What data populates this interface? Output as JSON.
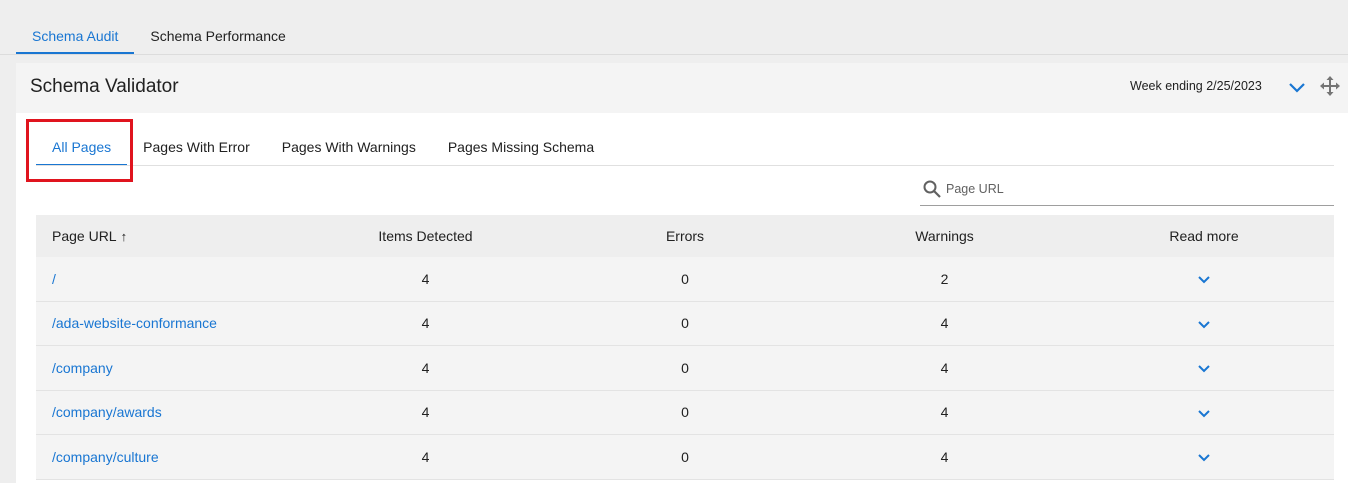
{
  "top_tabs": [
    {
      "label": "Schema Audit",
      "active": true
    },
    {
      "label": "Schema Performance",
      "active": false
    }
  ],
  "card": {
    "title": "Schema Validator",
    "week_label": "Week ending 2/25/2023"
  },
  "inner_tabs": [
    {
      "label": "All Pages",
      "active": true
    },
    {
      "label": "Pages With Error",
      "active": false
    },
    {
      "label": "Pages With Warnings",
      "active": false
    },
    {
      "label": "Pages Missing Schema",
      "active": false
    }
  ],
  "search": {
    "placeholder": "Page URL"
  },
  "table": {
    "headers": [
      "Page URL",
      "Items Detected",
      "Errors",
      "Warnings",
      "Read more"
    ],
    "sort_arrow": "↑",
    "rows": [
      {
        "url": "/",
        "items": "4",
        "errors": "0",
        "warnings": "2"
      },
      {
        "url": "/ada-website-conformance",
        "items": "4",
        "errors": "0",
        "warnings": "4"
      },
      {
        "url": "/company",
        "items": "4",
        "errors": "0",
        "warnings": "4"
      },
      {
        "url": "/company/awards",
        "items": "4",
        "errors": "0",
        "warnings": "4"
      },
      {
        "url": "/company/culture",
        "items": "4",
        "errors": "0",
        "warnings": "4"
      }
    ]
  },
  "colors": {
    "accent": "#1976d2",
    "highlight": "#e0141e"
  }
}
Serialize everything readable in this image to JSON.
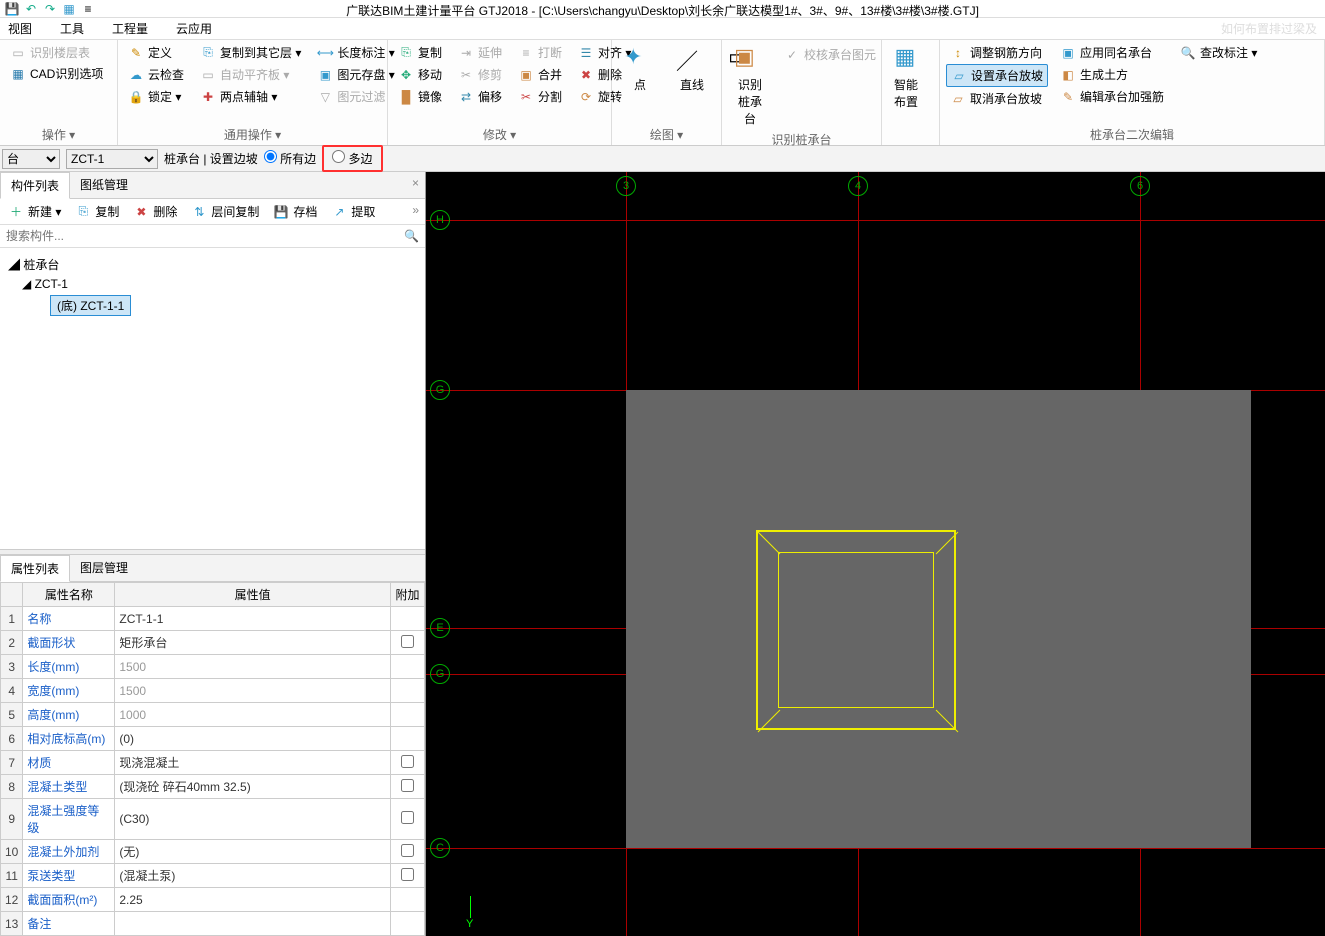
{
  "title": "广联达BIM土建计量平台 GTJ2018 - [C:\\Users\\changyu\\Desktop\\刘长余广联达模型1#、3#、9#、13#楼\\3#楼\\3#楼.GTJ]",
  "watermark": "如何布置排过梁及",
  "menu": {
    "view": "视图",
    "tool": "工具",
    "quantity": "工程量",
    "cloud": "云应用"
  },
  "ribbon": {
    "g1": {
      "a": "识别楼层表",
      "b": "CAD识别选项",
      "label": "操作 ▾"
    },
    "g2": {
      "a": "定义",
      "b": "云检查",
      "c": "锁定 ▾",
      "d": "复制到其它层 ▾",
      "e": "自动平齐板 ▾",
      "f": "两点辅轴 ▾",
      "g": "长度标注 ▾",
      "h": "图元存盘 ▾",
      "i": "图元过滤",
      "label": "通用操作 ▾"
    },
    "g3": {
      "a": "复制",
      "b": "移动",
      "c": "镜像",
      "d": "延伸",
      "e": "修剪",
      "f": "偏移",
      "g": "打断",
      "h": "合并",
      "i": "分割",
      "j": "对齐 ▾",
      "k": "删除",
      "l": "旋转",
      "label": "修改 ▾"
    },
    "g4": {
      "a": "点",
      "b": "直线",
      "c": "",
      "label": "绘图 ▾"
    },
    "g5": {
      "a": "识别桩承台",
      "b": "校核承台图元",
      "label": "识别桩承台"
    },
    "g6": {
      "a": "智能布置",
      "label": ""
    },
    "g7": {
      "a": "调整钢筋方向",
      "b": "设置承台放坡",
      "c": "取消承台放坡",
      "d": "应用同名承台",
      "e": "生成土方",
      "f": "编辑承台加强筋",
      "g": "查改标注 ▾",
      "label": "桩承台二次编辑"
    }
  },
  "optbar": {
    "sel1": "台",
    "sel2": "ZCT-1",
    "lbl": "桩承台 | 设置边坡",
    "r1": "所有边",
    "r2": "多边"
  },
  "tabs": {
    "components": "构件列表",
    "drawings": "图纸管理"
  },
  "ctoolbar": {
    "new": "新建 ▾",
    "copy": "复制",
    "del": "删除",
    "layercopy": "层间复制",
    "save": "存档",
    "extract": "提取"
  },
  "search_ph": "搜索构件...",
  "tree": {
    "root": "桩承台",
    "c1": "ZCT-1",
    "c2": "(底)  ZCT-1-1"
  },
  "proptabs": {
    "a": "属性列表",
    "b": "图层管理"
  },
  "prophdr": {
    "name": "属性名称",
    "val": "属性值",
    "extra": "附加"
  },
  "props": [
    {
      "n": "1",
      "k": "名称",
      "v": "ZCT-1-1"
    },
    {
      "n": "2",
      "k": "截面形状",
      "v": "矩形承台"
    },
    {
      "n": "3",
      "k": "长度(mm)",
      "v": "1500",
      "g": true
    },
    {
      "n": "4",
      "k": "宽度(mm)",
      "v": "1500",
      "g": true
    },
    {
      "n": "5",
      "k": "高度(mm)",
      "v": "1000",
      "g": true
    },
    {
      "n": "6",
      "k": "相对底标高(m)",
      "v": "(0)"
    },
    {
      "n": "7",
      "k": "材质",
      "v": "现浇混凝土"
    },
    {
      "n": "8",
      "k": "混凝土类型",
      "v": "(现浇砼 碎石40mm 32.5)"
    },
    {
      "n": "9",
      "k": "混凝土强度等级",
      "v": "(C30)"
    },
    {
      "n": "10",
      "k": "混凝土外加剂",
      "v": "(无)"
    },
    {
      "n": "11",
      "k": "泵送类型",
      "v": "(混凝土泵)"
    },
    {
      "n": "12",
      "k": "截面面积(m²)",
      "v": "2.25"
    },
    {
      "n": "13",
      "k": "备注",
      "v": ""
    }
  ],
  "gridlabels": {
    "c3": "3",
    "c4": "4",
    "c6": "6",
    "rH": "H",
    "rG": "G",
    "rE": "E",
    "rG2": "G",
    "rC": "C"
  },
  "axis": "Y"
}
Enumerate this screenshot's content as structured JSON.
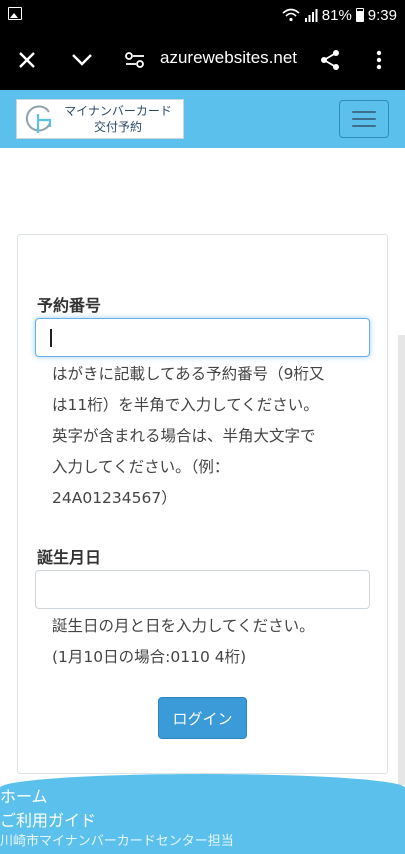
{
  "status_bar": {
    "battery": "81%",
    "time": "9:39"
  },
  "browser": {
    "url": "azurewebsites.net"
  },
  "header": {
    "logo_line1": "マイナンバーカード",
    "logo_line2": "交付予約"
  },
  "form": {
    "reservation": {
      "label": "予約番号",
      "value": "",
      "help_lines": [
        "はがきに記載してある予約番号（9桁又",
        "は11桁）を半角で入力してください。",
        "英字が含まれる場合は、半角大文字で",
        "入力してください。（例：",
        "24A01234567）"
      ]
    },
    "birthday": {
      "label": "誕生月日",
      "value": "",
      "help_lines": [
        "誕生日の月と日を入力してください。",
        "(1月10日の場合:0110 4桁)"
      ]
    },
    "login_label": "ログイン"
  },
  "footer": {
    "home": "ホーム",
    "guide": "ご利用ガイド",
    "credit": "川崎市マイナンバーカードセンター担当"
  },
  "colors": {
    "header_bg": "#5bc0eb",
    "button_bg": "#3a9bd8",
    "focus_border": "#66afe9"
  }
}
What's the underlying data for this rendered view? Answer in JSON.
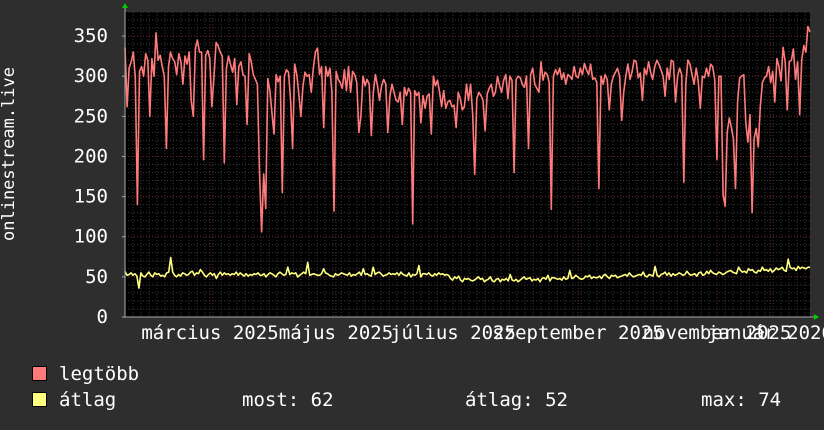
{
  "chart_data": {
    "type": "line",
    "ylabel": "onlinestream.live",
    "ylim": [
      0,
      380
    ],
    "yticks": [
      0,
      50,
      100,
      150,
      200,
      250,
      300,
      350
    ],
    "x_tick_labels": [
      "március 2025",
      "május 2025",
      "július 2025",
      "szeptember 2025",
      "november 2025",
      "január 2026"
    ],
    "grid": true,
    "series": [
      {
        "name": "legtöbb",
        "color": "#ff7b7b",
        "values": [
          336,
          262,
          310,
          318,
          330,
          298,
          140,
          306,
          312,
          300,
          328,
          320,
          250,
          322,
          300,
          354,
          320,
          326,
          312,
          300,
          210,
          312,
          330,
          322,
          318,
          302,
          328,
          318,
          290,
          325,
          315,
          330,
          270,
          250,
          335,
          345,
          330,
          330,
          196,
          326,
          332,
          322,
          262,
          300,
          342,
          338,
          330,
          325,
          192,
          310,
          325,
          315,
          305,
          322,
          265,
          312,
          318,
          302,
          300,
          240,
          328,
          318,
          302,
          296,
          290,
          180,
          106,
          178,
          135,
          297,
          282,
          255,
          228,
          302,
          293,
          300,
          155,
          300,
          308,
          305,
          270,
          210,
          315,
          302,
          278,
          250,
          288,
          305,
          300,
          302,
          280,
          310,
          330,
          335,
          302,
          312,
          236,
          312,
          300,
          310,
          280,
          132,
          306,
          296,
          292,
          285,
          308,
          282,
          312,
          280,
          306,
          302,
          292,
          230,
          250,
          300,
          288,
          296,
          290,
          226,
          280,
          302,
          288,
          270,
          288,
          296,
          290,
          230,
          275,
          290,
          280,
          270,
          268,
          280,
          240,
          286,
          276,
          285,
          280,
          116,
          282,
          276,
          280,
          242,
          276,
          260,
          275,
          278,
          228,
          300,
          288,
          295,
          280,
          262,
          282,
          260,
          268,
          270,
          262,
          264,
          236,
          280,
          272,
          258,
          262,
          290,
          270,
          290,
          252,
          178,
          272,
          280,
          276,
          270,
          232,
          278,
          285,
          290,
          275,
          280,
          300,
          288,
          280,
          295,
          302,
          272,
          300,
          295,
          180,
          296,
          300,
          298,
          290,
          286,
          300,
          210,
          302,
          310,
          290,
          285,
          280,
          318,
          295,
          305,
          302,
          292,
          134,
          300,
          308,
          302,
          310,
          296,
          304,
          290,
          302,
          300,
          296,
          312,
          300,
          298,
          310,
          302,
          316,
          308,
          302,
          315,
          296,
          298,
          292,
          160,
          300,
          290,
          302,
          296,
          258,
          290,
          300,
          305,
          310,
          300,
          245,
          280,
          300,
          315,
          296,
          305,
          320,
          318,
          298,
          304,
          270,
          310,
          302,
          318,
          305,
          296,
          312,
          320,
          315,
          308,
          300,
          275,
          310,
          296,
          320,
          318,
          268,
          300,
          310,
          302,
          168,
          290,
          320,
          315,
          302,
          290,
          310,
          294,
          260,
          300,
          298,
          310,
          300,
          315,
          312,
          295,
          196,
          300,
          300,
          152,
          138,
          230,
          248,
          236,
          222,
          160,
          268,
          298,
          300,
          302,
          242,
          218,
          252,
          130,
          222,
          235,
          212,
          262,
          292,
          298,
          300,
          312,
          292,
          306,
          268,
          322,
          312,
          294,
          336,
          318,
          258,
          318,
          320,
          334,
          296,
          318,
          252,
          320,
          338,
          330,
          362,
          355
        ]
      },
      {
        "name": "átlag",
        "color": "#ffff80",
        "values": [
          57,
          52,
          53,
          55,
          52,
          54,
          51,
          36,
          55,
          51,
          50,
          53,
          56,
          52,
          50,
          55,
          53,
          54,
          51,
          52,
          50,
          55,
          56,
          74,
          56,
          52,
          50,
          53,
          51,
          55,
          54,
          52,
          53,
          56,
          57,
          52,
          55,
          54,
          59,
          56,
          52,
          50,
          53,
          55,
          52,
          54,
          48,
          53,
          56,
          52,
          55,
          53,
          54,
          52,
          54,
          53,
          56,
          52,
          55,
          53,
          51,
          54,
          51,
          53,
          52,
          54,
          53,
          55,
          52,
          52,
          54,
          50,
          53,
          55,
          54,
          52,
          50,
          54,
          56,
          54,
          52,
          53,
          62,
          53,
          55,
          54,
          55,
          50,
          52,
          54,
          56,
          54,
          68,
          52,
          53,
          54,
          53,
          52,
          52,
          54,
          60,
          55,
          54,
          52,
          51,
          50,
          54,
          52,
          53,
          55,
          54,
          53,
          52,
          55,
          51,
          53,
          52,
          54,
          56,
          52,
          60,
          53,
          54,
          52,
          51,
          62,
          53,
          55,
          56,
          54,
          51,
          52,
          53,
          55,
          53,
          54,
          53,
          55,
          52,
          56,
          53,
          52,
          51,
          55,
          50,
          53,
          52,
          54,
          64,
          50,
          54,
          54,
          53,
          55,
          52,
          51,
          54,
          52,
          55,
          53,
          54,
          52,
          53,
          52,
          48,
          46,
          50,
          48,
          51,
          46,
          44,
          48,
          47,
          48,
          46,
          45,
          46,
          48,
          50,
          47,
          48,
          44,
          46,
          47,
          50,
          45,
          44,
          47,
          48,
          44,
          47,
          46,
          48,
          45,
          53,
          46,
          45,
          47,
          44,
          46,
          48,
          50,
          47,
          48,
          49,
          45,
          47,
          46,
          48,
          44,
          48,
          49,
          47,
          52,
          45,
          49,
          49,
          48,
          47,
          48,
          46,
          50,
          47,
          48,
          58,
          48,
          49,
          52,
          50,
          48,
          47,
          48,
          51,
          50,
          52,
          48,
          50,
          49,
          49,
          51,
          48,
          52,
          53,
          50,
          48,
          52,
          51,
          52,
          49,
          50,
          51,
          52,
          53,
          51,
          55,
          52,
          50,
          51,
          52,
          53,
          52,
          56,
          51,
          50,
          53,
          52,
          51,
          63,
          52,
          50,
          53,
          54,
          56,
          52,
          55,
          51,
          54,
          52,
          53,
          55,
          54,
          52,
          53,
          57,
          54,
          52,
          53,
          54,
          51,
          55,
          56,
          52,
          53,
          57,
          54,
          58,
          55,
          54,
          53,
          56,
          55,
          53,
          54,
          56,
          57,
          58,
          56,
          55,
          54,
          62,
          58,
          56,
          57,
          55,
          60,
          58,
          59,
          56,
          55,
          58,
          57,
          62,
          58,
          59,
          57,
          60,
          56,
          58,
          61,
          59,
          60,
          62,
          58,
          57,
          72,
          62,
          60,
          61,
          58,
          63,
          60,
          62,
          61,
          60,
          62,
          62
        ]
      }
    ]
  },
  "legend": {
    "max_label": "legtöbb",
    "avg_label": "átlag"
  },
  "stats": {
    "now": "most: 62",
    "avg": "átlag: 52",
    "max": "max: 74"
  }
}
* * * *
Among the records above, how many lines carry the string "Schema"? Reply with the number alone.

SOLUTION TO THIS TASK |
4